Copy out all the lines where "geral" shows up.

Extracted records
★ ★ ★ ★ ★ ★ ★
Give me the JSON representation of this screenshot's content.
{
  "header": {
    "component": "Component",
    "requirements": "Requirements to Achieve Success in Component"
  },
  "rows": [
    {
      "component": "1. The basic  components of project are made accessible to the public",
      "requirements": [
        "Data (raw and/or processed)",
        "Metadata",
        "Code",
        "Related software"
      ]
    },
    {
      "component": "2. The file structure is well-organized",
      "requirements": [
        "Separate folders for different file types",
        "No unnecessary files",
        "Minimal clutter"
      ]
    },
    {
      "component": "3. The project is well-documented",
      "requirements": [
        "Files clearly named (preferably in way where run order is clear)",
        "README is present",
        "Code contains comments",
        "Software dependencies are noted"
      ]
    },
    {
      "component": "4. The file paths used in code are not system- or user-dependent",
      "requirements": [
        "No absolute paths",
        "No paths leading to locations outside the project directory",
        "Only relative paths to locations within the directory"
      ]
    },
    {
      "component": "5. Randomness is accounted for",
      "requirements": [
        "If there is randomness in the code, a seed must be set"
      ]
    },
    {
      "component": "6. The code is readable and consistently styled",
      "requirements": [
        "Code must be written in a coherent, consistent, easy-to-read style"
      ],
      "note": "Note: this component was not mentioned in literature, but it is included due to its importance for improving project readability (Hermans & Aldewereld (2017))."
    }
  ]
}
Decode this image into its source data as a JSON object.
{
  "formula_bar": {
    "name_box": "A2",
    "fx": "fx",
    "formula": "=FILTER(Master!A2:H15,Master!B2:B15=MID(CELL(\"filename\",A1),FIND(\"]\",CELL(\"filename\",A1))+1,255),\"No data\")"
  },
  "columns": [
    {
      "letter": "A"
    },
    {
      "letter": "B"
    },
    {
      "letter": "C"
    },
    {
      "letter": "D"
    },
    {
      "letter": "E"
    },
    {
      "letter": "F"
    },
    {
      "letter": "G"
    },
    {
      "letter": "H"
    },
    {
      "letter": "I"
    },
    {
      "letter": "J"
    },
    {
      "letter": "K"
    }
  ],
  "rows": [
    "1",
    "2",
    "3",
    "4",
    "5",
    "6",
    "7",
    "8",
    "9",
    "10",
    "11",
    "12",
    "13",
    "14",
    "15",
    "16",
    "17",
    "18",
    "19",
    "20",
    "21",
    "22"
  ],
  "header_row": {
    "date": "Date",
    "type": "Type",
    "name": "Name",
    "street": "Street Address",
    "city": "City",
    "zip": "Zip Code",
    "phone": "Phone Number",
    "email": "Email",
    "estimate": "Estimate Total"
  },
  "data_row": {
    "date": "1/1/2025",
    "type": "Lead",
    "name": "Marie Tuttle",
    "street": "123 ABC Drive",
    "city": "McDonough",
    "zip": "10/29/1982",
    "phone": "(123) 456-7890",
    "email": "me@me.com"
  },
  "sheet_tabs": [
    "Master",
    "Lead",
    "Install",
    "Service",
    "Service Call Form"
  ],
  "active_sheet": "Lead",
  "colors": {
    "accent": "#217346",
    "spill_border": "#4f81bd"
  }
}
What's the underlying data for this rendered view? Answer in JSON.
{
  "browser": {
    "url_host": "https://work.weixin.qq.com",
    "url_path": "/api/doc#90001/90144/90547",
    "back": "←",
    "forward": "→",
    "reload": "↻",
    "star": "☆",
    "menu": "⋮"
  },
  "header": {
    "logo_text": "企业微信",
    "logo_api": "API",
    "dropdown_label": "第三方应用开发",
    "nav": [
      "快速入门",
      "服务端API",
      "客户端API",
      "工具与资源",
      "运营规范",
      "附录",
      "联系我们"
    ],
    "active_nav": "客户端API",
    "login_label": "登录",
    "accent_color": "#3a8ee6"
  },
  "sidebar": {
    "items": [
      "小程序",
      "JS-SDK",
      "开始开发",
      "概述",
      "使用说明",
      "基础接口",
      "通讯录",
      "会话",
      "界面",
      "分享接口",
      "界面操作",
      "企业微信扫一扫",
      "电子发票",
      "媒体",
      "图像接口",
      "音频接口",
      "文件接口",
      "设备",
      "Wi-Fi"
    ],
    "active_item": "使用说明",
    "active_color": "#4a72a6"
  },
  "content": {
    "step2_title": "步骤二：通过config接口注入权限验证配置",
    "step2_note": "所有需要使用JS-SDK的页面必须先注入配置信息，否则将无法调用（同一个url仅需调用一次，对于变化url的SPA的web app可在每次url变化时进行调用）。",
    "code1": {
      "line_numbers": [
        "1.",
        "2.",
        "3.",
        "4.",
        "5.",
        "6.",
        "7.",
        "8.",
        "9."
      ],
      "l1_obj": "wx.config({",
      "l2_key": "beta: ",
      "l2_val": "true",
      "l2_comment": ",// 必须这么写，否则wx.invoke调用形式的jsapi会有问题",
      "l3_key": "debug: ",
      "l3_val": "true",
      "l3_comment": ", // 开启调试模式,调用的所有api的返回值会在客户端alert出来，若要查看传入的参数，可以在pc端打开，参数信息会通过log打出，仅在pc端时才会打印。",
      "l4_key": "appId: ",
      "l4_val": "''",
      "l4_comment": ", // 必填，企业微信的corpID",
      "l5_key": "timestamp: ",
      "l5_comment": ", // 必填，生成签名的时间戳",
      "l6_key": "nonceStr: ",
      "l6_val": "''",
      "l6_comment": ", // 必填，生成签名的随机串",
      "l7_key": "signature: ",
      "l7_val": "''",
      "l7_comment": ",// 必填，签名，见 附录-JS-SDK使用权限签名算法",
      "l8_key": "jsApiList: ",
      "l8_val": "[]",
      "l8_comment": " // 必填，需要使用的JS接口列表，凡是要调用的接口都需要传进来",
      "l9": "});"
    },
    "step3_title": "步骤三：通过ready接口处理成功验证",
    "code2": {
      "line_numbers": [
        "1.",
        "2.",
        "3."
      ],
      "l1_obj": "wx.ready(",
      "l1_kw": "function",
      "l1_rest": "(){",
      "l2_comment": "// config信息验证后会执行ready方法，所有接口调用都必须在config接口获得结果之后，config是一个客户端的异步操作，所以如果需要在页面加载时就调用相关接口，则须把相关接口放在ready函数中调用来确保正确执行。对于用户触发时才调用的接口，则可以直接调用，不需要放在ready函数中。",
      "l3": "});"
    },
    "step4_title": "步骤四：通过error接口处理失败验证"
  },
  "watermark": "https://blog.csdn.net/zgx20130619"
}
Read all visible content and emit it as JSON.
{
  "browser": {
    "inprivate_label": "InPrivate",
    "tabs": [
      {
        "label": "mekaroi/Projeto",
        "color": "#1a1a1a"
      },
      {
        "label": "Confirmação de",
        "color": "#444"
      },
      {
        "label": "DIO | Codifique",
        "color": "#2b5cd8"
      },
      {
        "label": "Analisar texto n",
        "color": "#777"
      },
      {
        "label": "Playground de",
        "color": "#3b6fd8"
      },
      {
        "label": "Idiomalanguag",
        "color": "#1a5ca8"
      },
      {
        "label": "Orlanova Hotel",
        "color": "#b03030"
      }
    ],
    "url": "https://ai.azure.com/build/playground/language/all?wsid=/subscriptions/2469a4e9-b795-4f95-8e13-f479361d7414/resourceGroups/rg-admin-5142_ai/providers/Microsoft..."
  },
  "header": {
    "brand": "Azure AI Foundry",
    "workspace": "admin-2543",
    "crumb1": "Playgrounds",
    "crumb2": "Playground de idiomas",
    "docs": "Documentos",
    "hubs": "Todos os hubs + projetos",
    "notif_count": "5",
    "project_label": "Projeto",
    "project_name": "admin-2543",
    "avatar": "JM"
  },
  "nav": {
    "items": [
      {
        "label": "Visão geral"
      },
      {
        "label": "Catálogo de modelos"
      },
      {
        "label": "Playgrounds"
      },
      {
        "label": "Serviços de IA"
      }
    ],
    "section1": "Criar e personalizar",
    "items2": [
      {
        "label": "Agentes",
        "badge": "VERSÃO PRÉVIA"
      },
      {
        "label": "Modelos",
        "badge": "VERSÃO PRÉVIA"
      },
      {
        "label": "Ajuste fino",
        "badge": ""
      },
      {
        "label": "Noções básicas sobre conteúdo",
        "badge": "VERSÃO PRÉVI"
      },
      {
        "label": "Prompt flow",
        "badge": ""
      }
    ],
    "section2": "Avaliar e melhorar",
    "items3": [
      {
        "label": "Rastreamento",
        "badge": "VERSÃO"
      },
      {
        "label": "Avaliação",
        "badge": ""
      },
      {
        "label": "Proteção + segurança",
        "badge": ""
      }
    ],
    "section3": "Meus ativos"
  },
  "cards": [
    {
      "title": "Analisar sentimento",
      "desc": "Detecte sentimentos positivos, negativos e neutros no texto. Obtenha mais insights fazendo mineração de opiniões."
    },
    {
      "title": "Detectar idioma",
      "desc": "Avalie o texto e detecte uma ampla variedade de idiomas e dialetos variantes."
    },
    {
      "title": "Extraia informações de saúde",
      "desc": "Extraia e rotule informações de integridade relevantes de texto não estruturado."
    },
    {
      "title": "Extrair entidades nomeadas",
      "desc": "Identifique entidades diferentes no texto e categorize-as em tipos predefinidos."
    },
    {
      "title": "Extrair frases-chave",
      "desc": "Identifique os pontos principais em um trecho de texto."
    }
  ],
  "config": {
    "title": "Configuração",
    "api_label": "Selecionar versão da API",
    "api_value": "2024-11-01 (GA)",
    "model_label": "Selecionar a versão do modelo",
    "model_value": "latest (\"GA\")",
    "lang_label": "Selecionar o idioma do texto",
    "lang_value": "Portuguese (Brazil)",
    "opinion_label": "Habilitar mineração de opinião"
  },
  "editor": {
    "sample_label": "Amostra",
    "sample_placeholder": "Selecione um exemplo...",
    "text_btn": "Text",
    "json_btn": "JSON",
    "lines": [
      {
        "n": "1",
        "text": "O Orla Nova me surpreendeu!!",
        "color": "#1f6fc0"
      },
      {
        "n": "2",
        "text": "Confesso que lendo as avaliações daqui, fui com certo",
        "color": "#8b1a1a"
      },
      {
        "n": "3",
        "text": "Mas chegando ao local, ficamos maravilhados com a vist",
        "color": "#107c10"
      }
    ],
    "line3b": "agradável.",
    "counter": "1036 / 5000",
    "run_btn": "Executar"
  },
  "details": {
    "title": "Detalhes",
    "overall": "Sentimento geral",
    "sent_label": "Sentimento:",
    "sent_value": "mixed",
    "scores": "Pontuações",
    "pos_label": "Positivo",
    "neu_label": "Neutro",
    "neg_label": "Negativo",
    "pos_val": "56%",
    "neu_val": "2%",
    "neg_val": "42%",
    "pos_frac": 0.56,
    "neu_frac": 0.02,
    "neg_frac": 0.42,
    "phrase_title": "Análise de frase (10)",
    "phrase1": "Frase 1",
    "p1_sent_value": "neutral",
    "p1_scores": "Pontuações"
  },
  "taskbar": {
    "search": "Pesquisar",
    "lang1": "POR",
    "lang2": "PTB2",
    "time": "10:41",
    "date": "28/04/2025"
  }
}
★ ★ ★ ★ ★ ★ ★
• RESULT FOR THIS EXERCISE:
        "label": "Visão geral"
    "overall": "Sentimento geral",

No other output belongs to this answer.